--- Written instruction ---
Gather up every line that includes the string "Equipamiento".

------ Input

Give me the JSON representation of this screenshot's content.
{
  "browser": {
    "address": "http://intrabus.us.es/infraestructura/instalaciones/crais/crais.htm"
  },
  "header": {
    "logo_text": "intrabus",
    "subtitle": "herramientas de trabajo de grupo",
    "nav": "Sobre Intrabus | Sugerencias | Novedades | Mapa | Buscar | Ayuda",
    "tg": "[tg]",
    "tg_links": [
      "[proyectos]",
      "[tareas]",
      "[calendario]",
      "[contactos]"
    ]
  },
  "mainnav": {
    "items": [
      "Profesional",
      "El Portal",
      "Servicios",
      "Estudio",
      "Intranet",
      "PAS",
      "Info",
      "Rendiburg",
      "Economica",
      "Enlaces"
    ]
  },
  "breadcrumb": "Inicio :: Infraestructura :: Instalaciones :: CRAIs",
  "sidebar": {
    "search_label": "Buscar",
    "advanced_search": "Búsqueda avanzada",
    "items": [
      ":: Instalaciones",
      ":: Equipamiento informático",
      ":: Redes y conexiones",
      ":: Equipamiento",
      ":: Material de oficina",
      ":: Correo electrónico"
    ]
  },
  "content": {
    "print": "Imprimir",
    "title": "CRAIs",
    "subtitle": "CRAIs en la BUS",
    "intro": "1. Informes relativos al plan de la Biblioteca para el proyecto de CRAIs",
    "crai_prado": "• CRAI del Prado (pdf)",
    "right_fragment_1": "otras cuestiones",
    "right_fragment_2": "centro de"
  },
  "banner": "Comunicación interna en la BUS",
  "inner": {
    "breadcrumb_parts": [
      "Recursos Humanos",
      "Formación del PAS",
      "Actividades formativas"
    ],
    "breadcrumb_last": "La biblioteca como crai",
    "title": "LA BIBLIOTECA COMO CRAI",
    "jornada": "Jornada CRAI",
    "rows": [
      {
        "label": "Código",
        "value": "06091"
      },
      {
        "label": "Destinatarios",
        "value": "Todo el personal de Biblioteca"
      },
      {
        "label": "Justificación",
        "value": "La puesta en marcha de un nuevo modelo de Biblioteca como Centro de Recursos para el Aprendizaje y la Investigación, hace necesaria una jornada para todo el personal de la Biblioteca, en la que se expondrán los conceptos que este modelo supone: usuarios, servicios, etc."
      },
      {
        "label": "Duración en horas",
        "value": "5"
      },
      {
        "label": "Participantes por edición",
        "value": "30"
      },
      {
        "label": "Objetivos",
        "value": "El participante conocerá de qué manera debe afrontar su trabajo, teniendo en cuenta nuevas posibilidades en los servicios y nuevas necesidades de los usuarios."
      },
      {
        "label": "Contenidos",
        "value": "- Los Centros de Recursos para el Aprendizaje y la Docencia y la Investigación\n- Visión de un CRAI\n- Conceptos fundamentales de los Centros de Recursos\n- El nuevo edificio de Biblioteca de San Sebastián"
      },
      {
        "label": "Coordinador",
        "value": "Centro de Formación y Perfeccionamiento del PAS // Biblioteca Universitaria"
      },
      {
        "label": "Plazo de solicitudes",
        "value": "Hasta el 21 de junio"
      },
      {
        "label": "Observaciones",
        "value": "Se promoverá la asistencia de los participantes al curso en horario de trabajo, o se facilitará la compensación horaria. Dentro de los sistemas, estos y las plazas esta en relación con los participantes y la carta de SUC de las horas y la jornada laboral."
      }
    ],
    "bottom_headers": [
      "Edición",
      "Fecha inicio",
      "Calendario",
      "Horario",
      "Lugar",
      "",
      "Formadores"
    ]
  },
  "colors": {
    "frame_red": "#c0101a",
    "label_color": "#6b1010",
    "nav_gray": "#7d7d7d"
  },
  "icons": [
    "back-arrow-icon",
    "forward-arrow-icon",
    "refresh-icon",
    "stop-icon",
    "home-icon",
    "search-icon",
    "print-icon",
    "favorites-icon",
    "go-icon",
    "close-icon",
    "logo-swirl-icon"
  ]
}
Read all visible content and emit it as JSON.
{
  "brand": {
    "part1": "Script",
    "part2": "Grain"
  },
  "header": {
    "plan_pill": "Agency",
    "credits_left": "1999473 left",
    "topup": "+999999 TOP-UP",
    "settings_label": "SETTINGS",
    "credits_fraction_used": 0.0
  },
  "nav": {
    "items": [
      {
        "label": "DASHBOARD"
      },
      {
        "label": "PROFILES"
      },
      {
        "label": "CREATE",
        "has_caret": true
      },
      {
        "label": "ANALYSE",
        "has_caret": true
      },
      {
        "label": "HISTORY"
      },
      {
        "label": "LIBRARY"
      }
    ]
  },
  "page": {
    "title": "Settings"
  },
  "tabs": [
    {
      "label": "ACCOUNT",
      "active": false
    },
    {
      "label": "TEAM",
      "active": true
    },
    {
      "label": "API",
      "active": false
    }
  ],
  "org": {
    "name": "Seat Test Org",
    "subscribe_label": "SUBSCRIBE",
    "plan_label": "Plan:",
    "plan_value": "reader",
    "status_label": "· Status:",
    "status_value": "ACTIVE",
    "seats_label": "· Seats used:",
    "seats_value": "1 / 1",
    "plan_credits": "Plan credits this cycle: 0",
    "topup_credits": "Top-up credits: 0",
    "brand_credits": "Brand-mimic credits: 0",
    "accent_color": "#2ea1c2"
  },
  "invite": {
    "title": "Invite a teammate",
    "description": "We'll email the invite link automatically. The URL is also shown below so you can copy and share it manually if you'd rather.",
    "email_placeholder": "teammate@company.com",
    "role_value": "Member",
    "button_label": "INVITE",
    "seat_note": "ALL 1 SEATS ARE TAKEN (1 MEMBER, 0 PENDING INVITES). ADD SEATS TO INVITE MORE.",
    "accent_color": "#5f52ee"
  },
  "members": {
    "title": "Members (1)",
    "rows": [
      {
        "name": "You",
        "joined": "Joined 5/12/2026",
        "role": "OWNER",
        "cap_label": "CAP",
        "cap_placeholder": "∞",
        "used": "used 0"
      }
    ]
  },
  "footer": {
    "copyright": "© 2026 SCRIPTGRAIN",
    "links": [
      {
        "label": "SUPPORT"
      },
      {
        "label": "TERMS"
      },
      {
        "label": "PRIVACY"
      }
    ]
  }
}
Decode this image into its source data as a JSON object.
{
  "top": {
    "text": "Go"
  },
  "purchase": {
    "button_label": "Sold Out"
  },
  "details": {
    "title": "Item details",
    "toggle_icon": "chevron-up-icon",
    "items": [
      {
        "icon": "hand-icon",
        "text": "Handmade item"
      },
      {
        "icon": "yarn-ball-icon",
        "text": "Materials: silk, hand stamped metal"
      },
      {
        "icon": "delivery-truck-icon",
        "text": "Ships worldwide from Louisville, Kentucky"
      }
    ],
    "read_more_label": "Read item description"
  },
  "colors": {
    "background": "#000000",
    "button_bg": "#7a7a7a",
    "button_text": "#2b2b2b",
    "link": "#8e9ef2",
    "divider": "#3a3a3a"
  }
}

------------

--- Task result ---
      ":: Equipamiento informático",
      ":: Equipamiento",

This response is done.